━━━━━ 対象の文章 ━━━━━

説明

ブルーレイディスク及びコンテンツの配信システム

【課題】版識別子を視認できるブルーレイディスクを提供する。また、ブルーレイディスクの固有識別子に基づいたコンテンツ配信システムも提供する。
【解決手段】スタンパの作製時に付与されるスタンパの版識別子を記憶し、当該スタンパを用いてブルーレイディスクをプレス成形する際に記憶した版識別子を読み出してブルーレイディスクの記録面以外の部分に記録する。また、ブルーレイディスクの固有識別子が配信サーバに設定された固有識別子と合致する場合に、コンテンツを再生装置へ出力する。

【発明の詳細な説明】
【技術分野】
【0001】
本発明は、スタンパの版IDを視認できるブルーレイディスク及びこれを用いたコンテンツの配信システムに関する。
【背景技術】
【0002】
ブルーレイディスク(以下、単にBDともいう。)は、コンテンツのデジタルデータをディスクイメージにオーサリング処理したのち、このデータをAACS規格にしたがってプレスイメージに処理する。さらにこのプレスイメージに処理されたデータに基づいて1枚の原版(スタンパ)が作製され、このスタンパを用いてユーザに供される複数枚のBD−ROMがプレス成形さる(特許文献1)。
【先行技術文献】
【特許文献】
【0003】
【特許文献1】特開2005−310269号公報
【発明の概要】
【発明が解決しようとする課題】
【0004】
ところで、スタンパには版ごとにVolume ID(以下、版識別子ともいう。)と、暗号化されたタイトルキー(Unit Key RO.inf,Volume IDに基づいて暗号化される)とが付与され、スタンパを用いてプレスされたBD−ROMの記録面にもそのスタンパの版識別子及び暗号化されたタイトルキーがデータとして記録される。

━━━━━ 提供された項目 ━━━━━

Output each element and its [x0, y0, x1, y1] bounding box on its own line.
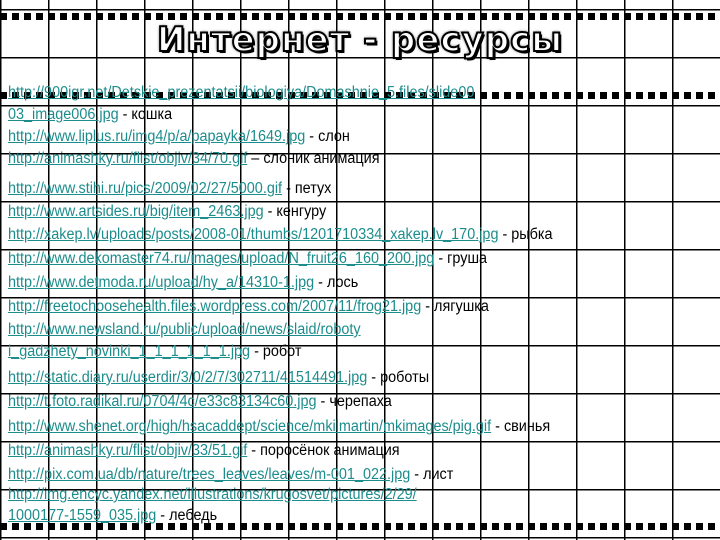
list-item: http://img.encyc.yandex.net/illustration…: [8, 486, 417, 504]
resource-link[interactable]: http://www.detmoda.ru/upload/hy_a/14310-…: [8, 274, 315, 291]
resource-link[interactable]: http://animashky.ru/flist/objiv/33/51.gi…: [8, 442, 248, 459]
resource-link[interactable]: http://t.foto.radikal.ru/0704/4c/e33c831…: [8, 393, 317, 410]
resource-link[interactable]: http://animashky.ru/flist/objiv/34/70.gi…: [8, 150, 248, 167]
list-item: http://www.shenet.org/high/hsacaddept/sc…: [8, 418, 550, 436]
page-title: Интернет - ресурсы: [156, 19, 564, 61]
resource-link[interactable]: http://www.shenet.org/high/hsacaddept/sc…: [8, 418, 492, 435]
list-item: http://pix.com.ua/db/nature/trees_leaves…: [8, 466, 453, 484]
list-item: http://xakep.lv/uploads/posts/2008-01/th…: [8, 226, 553, 244]
resource-link[interactable]: http://www.liplus.ru/img4/p/a/papayka/16…: [8, 128, 306, 145]
resource-description: - рыбка: [498, 226, 553, 243]
resource-link[interactable]: http://www.artsides.ru/big/item_2463.jpg: [8, 203, 264, 220]
resource-link[interactable]: 1000177-1559_035.jpg: [8, 507, 157, 524]
list-item: http://www.liplus.ru/img4/p/a/papayka/16…: [8, 128, 350, 146]
resource-link[interactable]: http://xakep.lv/uploads/posts/2008-01/th…: [8, 226, 499, 243]
resource-description: - поросёнок анимация: [247, 442, 400, 459]
list-item: http://static.diary.ru/userdir/3/0/2/7/3…: [8, 369, 429, 387]
list-item: http://www.detmoda.ru/upload/hy_a/14310-…: [8, 274, 358, 292]
dotted-border-middle: [0, 92, 720, 99]
resource-description: - роботы: [367, 369, 430, 386]
resource-link[interactable]: http://www.dekomaster74.ru/images/upload…: [8, 250, 435, 267]
resource-link[interactable]: http://pix.com.ua/db/nature/trees_leaves…: [8, 466, 411, 483]
resource-link[interactable]: http://900igr.net/Detskie_prezentatsii/b…: [8, 84, 475, 101]
resource-link[interactable]: http://img.encyc.yandex.net/illustration…: [8, 486, 417, 503]
resource-description: - слон: [305, 128, 350, 145]
resource-description: – слоник анимация: [247, 150, 380, 167]
list-item: http://freetochoosehealth.files.wordpres…: [8, 298, 489, 316]
resource-description: - лист: [410, 466, 454, 483]
resource-link[interactable]: http://www.stihi.ru/pics/2009/02/27/5000…: [8, 180, 283, 197]
resource-description: - кенгуру: [263, 203, 327, 220]
resource-link[interactable]: http://freetochoosehealth.files.wordpres…: [8, 298, 422, 315]
list-item: http://www.dekomaster74.ru/images/upload…: [8, 250, 487, 268]
list-item: http://www.artsides.ru/big/item_2463.jpg…: [8, 203, 326, 221]
resource-description: - черепаха: [316, 393, 392, 410]
resource-link[interactable]: http://static.diary.ru/userdir/3/0/2/7/3…: [8, 369, 368, 386]
resource-description: - кошка: [118, 106, 173, 123]
list-item: http://t.foto.radikal.ru/0704/4c/e33c831…: [8, 393, 392, 411]
resource-link[interactable]: http://www.newsland.ru/public/upload/new…: [8, 321, 361, 338]
resource-link[interactable]: i_gadzhety_novinki_1_1_1_1_1_1.jpg: [8, 343, 251, 360]
resource-link[interactable]: 03_image006.jpg: [8, 106, 119, 123]
resource-description: - робот: [250, 343, 302, 360]
dotted-border-top: [0, 13, 720, 20]
resource-description: - свинья: [491, 418, 551, 435]
list-item: http://animashky.ru/flist/objiv/34/70.gi…: [8, 150, 380, 168]
list-item: i_gadzhety_novinki_1_1_1_1_1_1.jpg - роб…: [8, 343, 301, 361]
list-item: http://www.newsland.ru/public/upload/new…: [8, 321, 361, 339]
dotted-border-bottom: [0, 523, 720, 530]
resource-description: - петух: [282, 180, 332, 197]
list-item: 03_image006.jpg - кошка: [8, 106, 172, 124]
list-item: 1000177-1559_035.jpg - лебедь: [8, 507, 217, 525]
resource-description: - лось: [314, 274, 359, 291]
list-item: http://www.stihi.ru/pics/2009/02/27/5000…: [8, 180, 331, 198]
list-item: http://animashky.ru/flist/objiv/33/51.gi…: [8, 442, 400, 460]
list-item: http://900igr.net/Detskie_prezentatsii/b…: [8, 84, 474, 102]
resource-description: - лебедь: [156, 507, 218, 524]
resource-description: - лягушка: [421, 298, 489, 315]
resource-description: - груша: [434, 250, 488, 267]
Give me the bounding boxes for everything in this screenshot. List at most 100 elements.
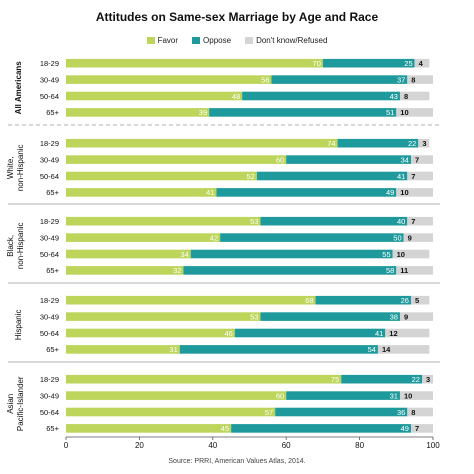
bar-favor (66, 328, 235, 338)
value-label-oppose: 50 (393, 233, 401, 242)
value-label-dk: 7 (411, 172, 415, 181)
value-label-dk: 14 (382, 345, 391, 354)
x-tick-label: 100 (426, 441, 440, 450)
bar-favor (66, 391, 287, 400)
row-label: 30-49 (40, 312, 59, 321)
group-label: Hispanic (14, 309, 23, 340)
value-label-dk: 12 (389, 329, 397, 338)
bar-dk (377, 345, 430, 354)
value-label-favor: 41 (206, 188, 214, 197)
value-label-oppose: 34 (401, 155, 409, 164)
bar-favor (66, 58, 323, 68)
row-label: 50-64 (40, 172, 59, 181)
value-label-favor: 74 (327, 139, 335, 148)
bar-dk (392, 249, 430, 259)
value-label-favor: 52 (246, 172, 254, 181)
value-label-oppose: 22 (408, 139, 416, 148)
bar-dk (399, 391, 433, 400)
bar-dk (407, 171, 433, 181)
value-label-favor: 57 (265, 408, 273, 417)
bar-dk (410, 424, 433, 433)
value-label-favor: 46 (224, 329, 232, 338)
row-label: 18-29 (40, 296, 59, 305)
bar-oppose (183, 266, 397, 275)
value-label-oppose: 49 (401, 424, 409, 433)
value-label-favor: 53 (250, 217, 258, 226)
value-label-oppose: 25 (404, 59, 412, 68)
group-label: AsianPacific-Islander (6, 376, 25, 431)
row-label: 65+ (46, 345, 59, 354)
row-label: 18-29 (40, 139, 59, 148)
row-label: 50-64 (40, 92, 59, 101)
bar-oppose (209, 108, 397, 117)
bar-oppose (286, 155, 411, 164)
row-label: 30-49 (40, 155, 59, 164)
group-label-line: Pacific-Islander (16, 376, 25, 431)
legend-label-dk: Don't know/Refused (256, 36, 328, 45)
value-label-favor: 70 (313, 59, 321, 68)
row-label: 65+ (46, 188, 59, 197)
value-label-oppose: 37 (397, 75, 405, 84)
row-label: 65+ (46, 108, 59, 117)
group-label: All Americans (14, 61, 23, 115)
x-tick-label: 80 (355, 441, 364, 450)
value-label-dk: 8 (411, 408, 415, 417)
legend-label-favor: Favor (157, 36, 179, 45)
value-label-favor: 31 (169, 345, 177, 354)
row-label: 65+ (46, 266, 59, 275)
value-label-dk: 9 (404, 312, 408, 321)
value-label-dk: 10 (397, 250, 405, 259)
value-label-oppose: 41 (375, 329, 383, 338)
value-label-oppose: 43 (390, 92, 398, 101)
x-tick-label: 0 (64, 441, 69, 450)
bar-favor (66, 424, 232, 433)
value-label-dk: 9 (408, 233, 412, 242)
chart-title: Attitudes on Same-sex Marriage by Age an… (95, 10, 379, 24)
value-label-favor: 53 (250, 312, 258, 321)
bar-dk (410, 295, 430, 305)
value-label-favor: 39 (199, 108, 207, 117)
value-label-dk: 7 (415, 155, 419, 164)
value-label-favor: 45 (221, 424, 229, 433)
bar-dk (410, 155, 433, 164)
legend-item-favor: Favor (146, 36, 179, 45)
legend: Favor Oppose Don't know/Refused (0, 36, 474, 45)
row-label: 18-29 (40, 375, 59, 384)
value-label-oppose: 49 (386, 188, 394, 197)
legend-swatch-dk (245, 37, 254, 44)
value-label-oppose: 22 (412, 375, 420, 384)
value-label-oppose: 31 (390, 391, 398, 400)
value-label-favor: 34 (180, 250, 188, 259)
bar-dk (396, 108, 433, 117)
bar-oppose (231, 424, 411, 433)
value-label-dk: 7 (411, 217, 415, 226)
row-label: 50-64 (40, 408, 59, 417)
bar-dk (385, 328, 430, 338)
bar-favor (66, 374, 342, 384)
row-label: 50-64 (40, 250, 59, 259)
bar-dk (396, 188, 433, 197)
bar-dk (407, 216, 433, 226)
legend-label-oppose: Oppose (203, 36, 232, 45)
bar-dk (399, 91, 430, 101)
bar-dk (396, 266, 433, 275)
value-label-dk: 10 (404, 391, 412, 400)
x-tick-label: 40 (208, 441, 217, 450)
value-label-favor: 48 (232, 92, 240, 101)
bar-dk (418, 138, 430, 148)
group-label-line: non-Hispanic (16, 222, 25, 269)
source-note: Source: PRRI, American Values Atlas, 201… (168, 458, 306, 465)
value-label-oppose: 58 (386, 266, 394, 275)
row-label: 18-29 (40, 217, 59, 226)
value-label-dk: 10 (400, 108, 408, 117)
group-label: White,non-Hispanic (6, 144, 25, 191)
group-label-line: non-Hispanic (16, 144, 25, 191)
value-label-favor: 60 (276, 391, 284, 400)
bar-oppose (216, 188, 397, 197)
value-label-dk: 11 (400, 266, 408, 275)
bar-dk (407, 407, 433, 417)
value-label-favor: 32 (173, 266, 181, 275)
bar-favor (66, 295, 316, 305)
bar-dk (399, 312, 433, 321)
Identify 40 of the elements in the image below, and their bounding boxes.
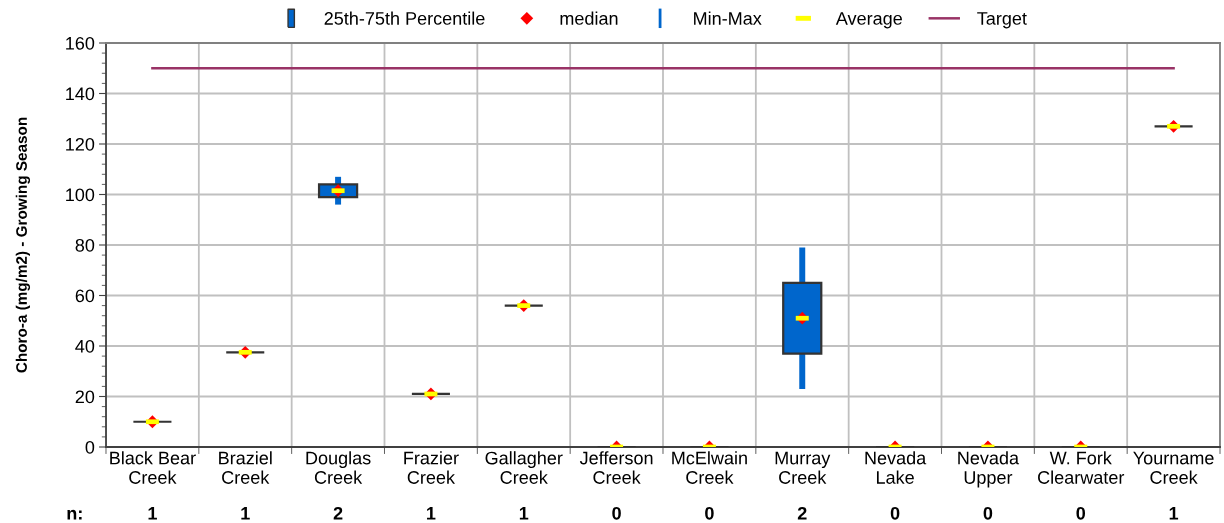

━━━━━

#### [作業一覧]
A. ブルーレイディスクの文章で、特許文献1として挙げられている公報は何ですか。
B. ブルーレイディスクの文章から、「ブルーレイディスク及びコンテンツの配信システム」から「テンツを再生装置へ出力する。」までを、両端の語句も含めて一字も変えずに返してください。
C. ブルーレイディスクの文章の最後の文に続く部分を書いてください。

#### [作業別の結果]
A. 特開2005−310269号公報です。

B.
ブルーレイディスク及びコンテンツの配信システム

【課題】版識別子を視認できるブルーレイディスクを提供する。また、ブルーレイディスクの固有識別子に基づいたコンテンツ配信システムも提供する。
【解決手段】スタンパの作製時に付与されるスタンパの版識別子を記憶し、当該スタンパを用いてブルーレイディスクをプレス成形する際に記憶した版識別子を読み出してブルーレイディスクの記録面以外の部分に記録する。また、ブルーレイディスクの固有識別子が配信サーバに設定された固有識別子と合致する場合に、コンテンツを再生装置へ出力する。

C.
【0005】
しかしながら、BD−ROMのプレス枚数が多くなるとスタンパが劣化するためスタンパを再版し交換する必要がある。この際に、コンテンツをディスクイメージに処理したデータは保存データを利用することができるものの、これに版識別子と暗号化されたタイトルキーを再度付与する必要があるため、再版された新たなスタンパの版識別子及び暗号化されたタイトルキーは元のスタンパのそれらとは異なることになる。
【0006】
これら版識別子及び暗号化されたタイトルキーは、ディスクの記録面にデータとして記録されるだけであって外部から視認できない。またプログラムを用いて解読することも極めて困難である。
【0007】
版識別子及び当該版識別子に基づいて暗号化されたタイトルキーはプレスされたBD−ROMにも記録されることから、版識別子が認識できないとBD−ROMの版識別子を認識してコンテンツなどの情報を配信するシステムにも影響が生じる。また、そのBD−ROMに製造上の不具合が生じたときの原因解明が困難となる。
【0008】
本発明が解決しようとする課題は、版識別子が視認できるブルーレイディス及び版識別子が相違しても情報配信が可能なコンテンツの配信システムを提供することである。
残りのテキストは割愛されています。